- Input for this task -
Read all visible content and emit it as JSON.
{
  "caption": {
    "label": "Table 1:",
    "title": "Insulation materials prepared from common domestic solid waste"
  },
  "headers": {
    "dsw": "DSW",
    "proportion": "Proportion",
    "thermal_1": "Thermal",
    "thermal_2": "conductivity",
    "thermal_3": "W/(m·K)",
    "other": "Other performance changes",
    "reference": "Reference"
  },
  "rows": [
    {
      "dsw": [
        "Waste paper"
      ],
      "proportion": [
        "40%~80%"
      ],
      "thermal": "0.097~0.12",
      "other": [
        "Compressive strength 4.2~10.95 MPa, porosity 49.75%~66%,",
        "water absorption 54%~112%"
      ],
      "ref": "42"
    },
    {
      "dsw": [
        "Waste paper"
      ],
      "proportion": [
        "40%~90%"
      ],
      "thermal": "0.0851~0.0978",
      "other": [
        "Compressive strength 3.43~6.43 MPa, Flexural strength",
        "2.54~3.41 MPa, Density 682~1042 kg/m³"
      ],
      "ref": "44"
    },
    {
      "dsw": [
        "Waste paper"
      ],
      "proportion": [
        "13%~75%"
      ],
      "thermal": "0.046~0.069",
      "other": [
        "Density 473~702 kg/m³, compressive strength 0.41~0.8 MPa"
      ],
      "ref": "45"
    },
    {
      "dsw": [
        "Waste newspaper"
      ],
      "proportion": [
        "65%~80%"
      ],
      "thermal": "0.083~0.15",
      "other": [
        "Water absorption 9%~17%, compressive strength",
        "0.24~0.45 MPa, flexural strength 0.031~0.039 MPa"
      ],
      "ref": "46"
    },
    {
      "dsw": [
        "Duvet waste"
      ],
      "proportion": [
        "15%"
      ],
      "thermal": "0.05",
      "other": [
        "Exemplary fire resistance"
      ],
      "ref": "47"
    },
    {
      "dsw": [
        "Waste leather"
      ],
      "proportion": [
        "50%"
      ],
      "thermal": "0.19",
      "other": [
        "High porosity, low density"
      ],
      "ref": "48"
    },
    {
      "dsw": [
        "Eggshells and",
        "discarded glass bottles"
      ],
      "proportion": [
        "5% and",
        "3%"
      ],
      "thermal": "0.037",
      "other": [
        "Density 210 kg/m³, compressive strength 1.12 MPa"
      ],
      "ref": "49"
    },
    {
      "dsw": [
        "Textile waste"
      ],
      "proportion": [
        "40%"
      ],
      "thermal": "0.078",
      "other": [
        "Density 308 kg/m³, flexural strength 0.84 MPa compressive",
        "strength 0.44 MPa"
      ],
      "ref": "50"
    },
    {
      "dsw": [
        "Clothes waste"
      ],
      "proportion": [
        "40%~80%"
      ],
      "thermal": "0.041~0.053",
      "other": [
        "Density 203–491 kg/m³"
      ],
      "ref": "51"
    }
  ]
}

- Written instruction -
Reproduce each line of the material above precisely.

- Output for this task -
Read all visible content and emit it as JSON.
{
  "caption": {
    "label": "Table 1:",
    "title": "Insulation materials prepared from common domestic solid waste"
  },
  "headers": {
    "dsw": "DSW",
    "proportion": "Proportion",
    "thermal_1": "Thermal",
    "thermal_2": "conductivity",
    "thermal_3": "W/(m·K)",
    "other": "Other performance changes",
    "reference": "Reference"
  },
  "rows": [
    {
      "dsw": [
        "Waste paper"
      ],
      "proportion": [
        "40%~80%"
      ],
      "thermal": "0.097~0.12",
      "other": [
        "Compressive strength 4.2~10.95 MPa, porosity 49.75%~66%,",
        "water absorption 54%~112%"
      ],
      "ref": "42"
    },
    {
      "dsw": [
        "Waste paper"
      ],
      "proportion": [
        "40%~90%"
      ],
      "thermal": "0.0851~0.0978",
      "other": [
        "Compressive strength 3.43~6.43 MPa, Flexural strength",
        "2.54~3.41 MPa, Density 682~1042 kg/m³"
      ],
      "ref": "44"
    },
    {
      "dsw": [
        "Waste paper"
      ],
      "proportion": [
        "13%~75%"
      ],
      "thermal": "0.046~0.069",
      "other": [
        "Density 473~702 kg/m³, compressive strength 0.41~0.8 MPa"
      ],
      "ref": "45"
    },
    {
      "dsw": [
        "Waste newspaper"
      ],
      "proportion": [
        "65%~80%"
      ],
      "thermal": "0.083~0.15",
      "other": [
        "Water absorption 9%~17%, compressive strength",
        "0.24~0.45 MPa, flexural strength 0.031~0.039 MPa"
      ],
      "ref": "46"
    },
    {
      "dsw": [
        "Duvet waste"
      ],
      "proportion": [
        "15%"
      ],
      "thermal": "0.05",
      "other": [
        "Exemplary fire resistance"
      ],
      "ref": "47"
    },
    {
      "dsw": [
        "Waste leather"
      ],
      "proportion": [
        "50%"
      ],
      "thermal": "0.19",
      "other": [
        "High porosity, low density"
      ],
      "ref": "48"
    },
    {
      "dsw": [
        "Eggshells and",
        "discarded glass bottles"
      ],
      "proportion": [
        "5% and",
        "3%"
      ],
      "thermal": "0.037",
      "other": [
        "Density 210 kg/m³, compressive strength 1.12 MPa"
      ],
      "ref": "49"
    },
    {
      "dsw": [
        "Textile waste"
      ],
      "proportion": [
        "40%"
      ],
      "thermal": "0.078",
      "other": [
        "Density 308 kg/m³, flexural strength 0.84 MPa compressive",
        "strength 0.44 MPa"
      ],
      "ref": "50"
    },
    {
      "dsw": [
        "Clothes waste"
      ],
      "proportion": [
        "40%~80%"
      ],
      "thermal": "0.041~0.053",
      "other": [
        "Density 203–491 kg/m³"
      ],
      "ref": "51"
    }
  ]
}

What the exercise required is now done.